> Exercise description: Copy the data word for word, keeping every line.

> Structured figure records:
········

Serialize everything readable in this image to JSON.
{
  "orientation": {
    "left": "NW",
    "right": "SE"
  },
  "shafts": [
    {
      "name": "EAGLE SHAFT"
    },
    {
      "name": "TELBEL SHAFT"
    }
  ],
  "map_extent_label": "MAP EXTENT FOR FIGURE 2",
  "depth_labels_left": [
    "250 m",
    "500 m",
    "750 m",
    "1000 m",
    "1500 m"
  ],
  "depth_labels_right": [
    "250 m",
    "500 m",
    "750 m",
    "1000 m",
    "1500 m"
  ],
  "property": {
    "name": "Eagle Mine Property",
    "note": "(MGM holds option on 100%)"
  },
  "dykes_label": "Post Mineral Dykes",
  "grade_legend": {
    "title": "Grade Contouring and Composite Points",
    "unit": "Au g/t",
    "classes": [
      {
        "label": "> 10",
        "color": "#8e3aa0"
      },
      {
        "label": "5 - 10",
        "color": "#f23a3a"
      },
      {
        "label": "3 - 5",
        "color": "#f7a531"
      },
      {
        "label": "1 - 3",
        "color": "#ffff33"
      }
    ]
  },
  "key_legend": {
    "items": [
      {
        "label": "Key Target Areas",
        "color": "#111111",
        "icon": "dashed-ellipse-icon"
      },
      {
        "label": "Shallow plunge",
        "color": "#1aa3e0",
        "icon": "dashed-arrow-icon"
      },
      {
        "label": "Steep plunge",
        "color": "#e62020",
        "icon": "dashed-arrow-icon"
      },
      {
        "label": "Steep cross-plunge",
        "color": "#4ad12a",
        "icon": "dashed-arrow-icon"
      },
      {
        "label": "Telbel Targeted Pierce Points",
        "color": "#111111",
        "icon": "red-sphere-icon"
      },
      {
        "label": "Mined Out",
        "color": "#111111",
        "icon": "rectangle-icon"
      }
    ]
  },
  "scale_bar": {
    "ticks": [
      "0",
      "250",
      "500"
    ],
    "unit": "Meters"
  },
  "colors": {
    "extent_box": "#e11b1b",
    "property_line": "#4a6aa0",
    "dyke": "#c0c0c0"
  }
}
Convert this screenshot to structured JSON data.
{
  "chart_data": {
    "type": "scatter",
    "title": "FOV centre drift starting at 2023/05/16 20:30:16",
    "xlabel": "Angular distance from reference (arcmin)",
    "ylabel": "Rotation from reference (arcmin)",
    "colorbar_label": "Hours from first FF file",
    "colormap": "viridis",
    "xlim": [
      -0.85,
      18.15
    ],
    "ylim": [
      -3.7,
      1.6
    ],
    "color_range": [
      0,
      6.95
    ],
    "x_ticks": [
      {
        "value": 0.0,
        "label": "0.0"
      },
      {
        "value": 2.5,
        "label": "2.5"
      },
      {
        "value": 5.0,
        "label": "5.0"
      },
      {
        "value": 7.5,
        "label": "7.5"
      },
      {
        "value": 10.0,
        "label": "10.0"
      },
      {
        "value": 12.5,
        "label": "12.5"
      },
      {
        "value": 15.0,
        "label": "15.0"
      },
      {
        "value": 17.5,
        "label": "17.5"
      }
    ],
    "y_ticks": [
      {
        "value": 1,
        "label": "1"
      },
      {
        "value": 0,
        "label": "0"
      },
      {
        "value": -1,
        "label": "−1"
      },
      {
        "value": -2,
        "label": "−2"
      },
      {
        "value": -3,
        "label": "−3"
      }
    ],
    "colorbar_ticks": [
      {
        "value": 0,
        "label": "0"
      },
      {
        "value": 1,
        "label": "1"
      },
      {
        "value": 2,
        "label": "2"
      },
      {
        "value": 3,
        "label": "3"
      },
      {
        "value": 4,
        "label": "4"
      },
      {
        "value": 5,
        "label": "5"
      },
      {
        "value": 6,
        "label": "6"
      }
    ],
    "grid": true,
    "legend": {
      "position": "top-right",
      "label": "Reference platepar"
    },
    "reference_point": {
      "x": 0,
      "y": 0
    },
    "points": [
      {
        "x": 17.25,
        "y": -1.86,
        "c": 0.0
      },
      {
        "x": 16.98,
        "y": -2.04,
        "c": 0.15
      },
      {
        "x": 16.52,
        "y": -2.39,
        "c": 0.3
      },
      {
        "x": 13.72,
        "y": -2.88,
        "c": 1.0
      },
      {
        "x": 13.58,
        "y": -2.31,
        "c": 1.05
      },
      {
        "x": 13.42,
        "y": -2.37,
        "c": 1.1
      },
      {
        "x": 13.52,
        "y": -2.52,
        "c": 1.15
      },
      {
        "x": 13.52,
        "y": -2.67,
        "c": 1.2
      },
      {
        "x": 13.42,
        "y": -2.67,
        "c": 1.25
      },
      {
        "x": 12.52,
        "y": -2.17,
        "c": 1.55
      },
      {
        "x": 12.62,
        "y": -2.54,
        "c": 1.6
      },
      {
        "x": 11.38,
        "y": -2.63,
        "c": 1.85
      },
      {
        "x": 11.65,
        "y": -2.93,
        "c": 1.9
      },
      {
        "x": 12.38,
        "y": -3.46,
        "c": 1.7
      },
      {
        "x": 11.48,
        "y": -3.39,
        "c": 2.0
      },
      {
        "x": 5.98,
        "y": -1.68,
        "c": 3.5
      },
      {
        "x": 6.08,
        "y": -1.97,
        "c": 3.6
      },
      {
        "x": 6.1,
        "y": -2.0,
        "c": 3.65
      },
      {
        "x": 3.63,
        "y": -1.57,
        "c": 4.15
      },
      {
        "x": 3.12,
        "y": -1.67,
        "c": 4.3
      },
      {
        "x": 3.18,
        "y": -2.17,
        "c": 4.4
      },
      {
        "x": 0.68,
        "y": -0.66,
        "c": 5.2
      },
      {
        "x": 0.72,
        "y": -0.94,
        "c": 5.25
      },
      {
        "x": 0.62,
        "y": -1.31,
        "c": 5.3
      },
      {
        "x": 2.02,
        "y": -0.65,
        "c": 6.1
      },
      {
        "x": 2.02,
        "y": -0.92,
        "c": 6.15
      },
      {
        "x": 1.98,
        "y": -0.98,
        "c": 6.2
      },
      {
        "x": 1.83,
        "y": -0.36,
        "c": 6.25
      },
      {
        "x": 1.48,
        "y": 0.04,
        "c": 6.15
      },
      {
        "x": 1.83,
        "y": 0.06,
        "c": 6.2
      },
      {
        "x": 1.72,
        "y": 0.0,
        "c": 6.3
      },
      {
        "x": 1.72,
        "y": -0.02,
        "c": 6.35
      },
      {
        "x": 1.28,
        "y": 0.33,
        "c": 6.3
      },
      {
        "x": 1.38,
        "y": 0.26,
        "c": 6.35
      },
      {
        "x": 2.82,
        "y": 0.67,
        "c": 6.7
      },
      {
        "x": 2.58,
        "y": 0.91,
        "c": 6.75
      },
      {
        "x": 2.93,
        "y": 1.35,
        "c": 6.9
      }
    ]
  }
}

········

> Task answer:
Serialize everything readable in this image to JSON.
{
  "orientation": {
    "left": "NW",
    "right": "SE"
  },
  "shafts": [
    {
      "name": "EAGLE SHAFT"
    },
    {
      "name": "TELBEL SHAFT"
    }
  ],
  "map_extent_label": "MAP EXTENT FOR FIGURE 2",
  "depth_labels_left": [
    "250 m",
    "500 m",
    "750 m",
    "1000 m",
    "1500 m"
  ],
  "depth_labels_right": [
    "250 m",
    "500 m",
    "750 m",
    "1000 m",
    "1500 m"
  ],
  "property": {
    "name": "Eagle Mine Property",
    "note": "(MGM holds option on 100%)"
  },
  "dykes_label": "Post Mineral Dykes",
  "grade_legend": {
    "title": "Grade Contouring and Composite Points",
    "unit": "Au g/t",
    "classes": [
      {
        "label": "> 10",
        "color": "#8e3aa0"
      },
      {
        "label": "5 - 10",
        "color": "#f23a3a"
      },
      {
        "label": "3 - 5",
        "color": "#f7a531"
      },
      {
        "label": "1 - 3",
        "color": "#ffff33"
      }
    ]
  },
  "key_legend": {
    "items": [
      {
        "label": "Key Target Areas",
        "color": "#111111",
        "icon": "dashed-ellipse-icon"
      },
      {
        "label": "Shallow plunge",
        "color": "#1aa3e0",
        "icon": "dashed-arrow-icon"
      },
      {
        "label": "Steep plunge",
        "color": "#e62020",
        "icon": "dashed-arrow-icon"
      },
      {
        "label": "Steep cross-plunge",
        "color": "#4ad12a",
        "icon": "dashed-arrow-icon"
      },
      {
        "label": "Telbel Targeted Pierce Points",
        "color": "#111111",
        "icon": "red-sphere-icon"
      },
      {
        "label": "Mined Out",
        "color": "#111111",
        "icon": "rectangle-icon"
      }
    ]
  },
  "scale_bar": {
    "ticks": [
      "0",
      "250",
      "500"
    ],
    "unit": "Meters"
  },
  "colors": {
    "extent_box": "#e11b1b",
    "property_line": "#4a6aa0",
    "dyke": "#c0c0c0"
  }
}
Convert this screenshot to structured JSON data.
{
  "chart_data": {
    "type": "scatter",
    "title": "FOV centre drift starting at 2023/05/16 20:30:16",
    "xlabel": "Angular distance from reference (arcmin)",
    "ylabel": "Rotation from reference (arcmin)",
    "colorbar_label": "Hours from first FF file",
    "colormap": "viridis",
    "xlim": [
      -0.85,
      18.15
    ],
    "ylim": [
      -3.7,
      1.6
    ],
    "color_range": [
      0,
      6.95
    ],
    "x_ticks": [
      {
        "value": 0.0,
        "label": "0.0"
      },
      {
        "value": 2.5,
        "label": "2.5"
      },
      {
        "value": 5.0,
        "label": "5.0"
      },
      {
        "value": 7.5,
        "label": "7.5"
      },
      {
        "value": 10.0,
        "label": "10.0"
      },
      {
        "value": 12.5,
        "label": "12.5"
      },
      {
        "value": 15.0,
        "label": "15.0"
      },
      {
        "value": 17.5,
        "label": "17.5"
      }
    ],
    "y_ticks": [
      {
        "value": 1,
        "label": "1"
      },
      {
        "value": 0,
        "label": "0"
      },
      {
        "value": -1,
        "label": "−1"
      },
      {
        "value": -2,
        "label": "−2"
      },
      {
        "value": -3,
        "label": "−3"
      }
    ],
    "colorbar_ticks": [
      {
        "value": 0,
        "label": "0"
      },
      {
        "value": 1,
        "label": "1"
      },
      {
        "value": 2,
        "label": "2"
      },
      {
        "value": 3,
        "label": "3"
      },
      {
        "value": 4,
        "label": "4"
      },
      {
        "value": 5,
        "label": "5"
      },
      {
        "value": 6,
        "label": "6"
      }
    ],
    "grid": true,
    "legend": {
      "position": "top-right",
      "label": "Reference platepar"
    },
    "reference_point": {
      "x": 0,
      "y": 0
    },
    "points": [
      {
        "x": 17.25,
        "y": -1.86,
        "c": 0.0
      },
      {
        "x": 16.98,
        "y": -2.04,
        "c": 0.15
      },
      {
        "x": 16.52,
        "y": -2.39,
        "c": 0.3
      },
      {
        "x": 13.72,
        "y": -2.88,
        "c": 1.0
      },
      {
        "x": 13.58,
        "y": -2.31,
        "c": 1.05
      },
      {
        "x": 13.42,
        "y": -2.37,
        "c": 1.1
      },
      {
        "x": 13.52,
        "y": -2.52,
        "c": 1.15
      },
      {
        "x": 13.52,
        "y": -2.67,
        "c": 1.2
      },
      {
        "x": 13.42,
        "y": -2.67,
        "c": 1.25
      },
      {
        "x": 12.52,
        "y": -2.17,
        "c": 1.55
      },
      {
        "x": 12.62,
        "y": -2.54,
        "c": 1.6
      },
      {
        "x": 11.38,
        "y": -2.63,
        "c": 1.85
      },
      {
        "x": 11.65,
        "y": -2.93,
        "c": 1.9
      },
      {
        "x": 12.38,
        "y": -3.46,
        "c": 1.7
      },
      {
        "x": 11.48,
        "y": -3.39,
        "c": 2.0
      },
      {
        "x": 5.98,
        "y": -1.68,
        "c": 3.5
      },
      {
        "x": 6.08,
        "y": -1.97,
        "c": 3.6
      },
      {
        "x": 6.1,
        "y": -2.0,
        "c": 3.65
      },
      {
        "x": 3.63,
        "y": -1.57,
        "c": 4.15
      },
      {
        "x": 3.12,
        "y": -1.67,
        "c": 4.3
      },
      {
        "x": 3.18,
        "y": -2.17,
        "c": 4.4
      },
      {
        "x": 0.68,
        "y": -0.66,
        "c": 5.2
      },
      {
        "x": 0.72,
        "y": -0.94,
        "c": 5.25
      },
      {
        "x": 0.62,
        "y": -1.31,
        "c": 5.3
      },
      {
        "x": 2.02,
        "y": -0.65,
        "c": 6.1
      },
      {
        "x": 2.02,
        "y": -0.92,
        "c": 6.15
      },
      {
        "x": 1.98,
        "y": -0.98,
        "c": 6.2
      },
      {
        "x": 1.83,
        "y": -0.36,
        "c": 6.25
      },
      {
        "x": 1.48,
        "y": 0.04,
        "c": 6.15
      },
      {
        "x": 1.83,
        "y": 0.06,
        "c": 6.2
      },
      {
        "x": 1.72,
        "y": 0.0,
        "c": 6.3
      },
      {
        "x": 1.72,
        "y": -0.02,
        "c": 6.35
      },
      {
        "x": 1.28,
        "y": 0.33,
        "c": 6.3
      },
      {
        "x": 1.38,
        "y": 0.26,
        "c": 6.35
      },
      {
        "x": 2.82,
        "y": 0.67,
        "c": 6.7
      },
      {
        "x": 2.58,
        "y": 0.91,
        "c": 6.75
      },
      {
        "x": 2.93,
        "y": 1.35,
        "c": 6.9
      }
    ]
  }
}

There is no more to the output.